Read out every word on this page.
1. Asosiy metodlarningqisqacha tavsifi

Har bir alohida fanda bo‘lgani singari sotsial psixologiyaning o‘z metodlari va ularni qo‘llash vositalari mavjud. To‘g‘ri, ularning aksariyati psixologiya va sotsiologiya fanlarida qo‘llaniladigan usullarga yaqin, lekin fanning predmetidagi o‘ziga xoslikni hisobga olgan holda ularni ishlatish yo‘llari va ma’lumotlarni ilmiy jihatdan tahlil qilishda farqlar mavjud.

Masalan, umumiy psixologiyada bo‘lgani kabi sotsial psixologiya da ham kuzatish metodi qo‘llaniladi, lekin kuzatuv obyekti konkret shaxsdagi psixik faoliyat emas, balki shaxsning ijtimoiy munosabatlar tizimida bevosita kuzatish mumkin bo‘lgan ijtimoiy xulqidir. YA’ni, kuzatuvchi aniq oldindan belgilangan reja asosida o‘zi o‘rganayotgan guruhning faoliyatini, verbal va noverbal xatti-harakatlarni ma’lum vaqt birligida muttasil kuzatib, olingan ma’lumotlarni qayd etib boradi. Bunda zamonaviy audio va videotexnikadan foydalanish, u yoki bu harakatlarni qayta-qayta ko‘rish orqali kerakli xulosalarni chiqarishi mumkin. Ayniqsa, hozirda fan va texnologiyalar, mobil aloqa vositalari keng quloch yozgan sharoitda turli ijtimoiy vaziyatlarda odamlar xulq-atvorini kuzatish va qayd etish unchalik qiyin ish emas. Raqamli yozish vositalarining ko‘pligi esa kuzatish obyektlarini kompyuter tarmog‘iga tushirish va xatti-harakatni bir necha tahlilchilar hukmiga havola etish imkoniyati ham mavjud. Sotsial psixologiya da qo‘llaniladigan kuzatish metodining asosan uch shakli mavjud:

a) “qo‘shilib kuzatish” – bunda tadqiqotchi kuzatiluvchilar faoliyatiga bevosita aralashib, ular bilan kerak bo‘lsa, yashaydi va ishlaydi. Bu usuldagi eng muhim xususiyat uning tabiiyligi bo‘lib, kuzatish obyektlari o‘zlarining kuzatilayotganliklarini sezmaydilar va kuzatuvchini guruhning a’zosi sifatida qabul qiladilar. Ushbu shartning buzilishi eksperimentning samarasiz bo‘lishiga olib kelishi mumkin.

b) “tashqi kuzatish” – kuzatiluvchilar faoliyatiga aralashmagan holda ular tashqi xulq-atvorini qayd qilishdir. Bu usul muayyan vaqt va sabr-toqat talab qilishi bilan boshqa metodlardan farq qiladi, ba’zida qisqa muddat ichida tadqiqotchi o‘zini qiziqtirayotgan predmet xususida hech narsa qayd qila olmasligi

TASK DETAILS:
Write an exact transcription of every entry above.

REPLY TO THE EXERCISE:
Read out every word on this page.
1. Asosiy metodlarningqisqacha tavsifi

Har bir alohida fanda bo‘lgani singari sotsial psixologiyaning o‘z metodlari va ularni qo‘llash vositalari mavjud. To‘g‘ri, ularning aksariyati psixologiya va sotsiologiya fanlarida qo‘llaniladigan usullarga yaqin, lekin fanning predmetidagi o‘ziga xoslikni hisobga olgan holda ularni ishlatish yo‘llari va ma’lumotlarni ilmiy jihatdan tahlil qilishda farqlar mavjud.

Masalan, umumiy psixologiyada bo‘lgani kabi sotsial psixologiya da ham kuzatish metodi qo‘llaniladi, lekin kuzatuv obyekti konkret shaxsdagi psixik faoliyat emas, balki shaxsning ijtimoiy munosabatlar tizimida bevosita kuzatish mumkin bo‘lgan ijtimoiy xulqidir. YA’ni, kuzatuvchi aniq oldindan belgilangan reja asosida o‘zi o‘rganayotgan guruhning faoliyatini, verbal va noverbal xatti-harakatlarni ma’lum vaqt birligida muttasil kuzatib, olingan ma’lumotlarni qayd etib boradi. Bunda zamonaviy audio va videotexnikadan foydalanish, u yoki bu harakatlarni qayta-qayta ko‘rish orqali kerakli xulosalarni chiqarishi mumkin. Ayniqsa, hozirda fan va texnologiyalar, mobil aloqa vositalari keng quloch yozgan sharoitda turli ijtimoiy vaziyatlarda odamlar xulq-atvorini kuzatish va qayd etish unchalik qiyin ish emas. Raqamli yozish vositalarining ko‘pligi esa kuzatish obyektlarini kompyuter tarmog‘iga tushirish va xatti-harakatni bir necha tahlilchilar hukmiga havola etish imkoniyati ham mavjud. Sotsial psixologiya da qo‘llaniladigan kuzatish metodining asosan uch shakli mavjud:

a) “qo‘shilib kuzatish” – bunda tadqiqotchi kuzatiluvchilar faoliyatiga bevosita aralashib, ular bilan kerak bo‘lsa, yashaydi va ishlaydi. Bu usuldagi eng muhim xususiyat uning tabiiyligi bo‘lib, kuzatish obyektlari o‘zlarining kuzatilayotganliklarini sezmaydilar va kuzatuvchini guruhning a’zosi sifatida qabul qiladilar. Ushbu shartning buzilishi eksperimentning samarasiz bo‘lishiga olib kelishi mumkin.

b) “tashqi kuzatish” – kuzatiluvchilar faoliyatiga aralashmagan holda ular tashqi xulq-atvorini qayd qilishdir. Bu usul muayyan vaqt va sabr-toqat talab qilishi bilan boshqa metodlardan farq qiladi, ba’zida qisqa muddat ichida tadqiqotchi o‘zini qiziqtirayotgan predmet xususida hech narsa qayd qila olmasligi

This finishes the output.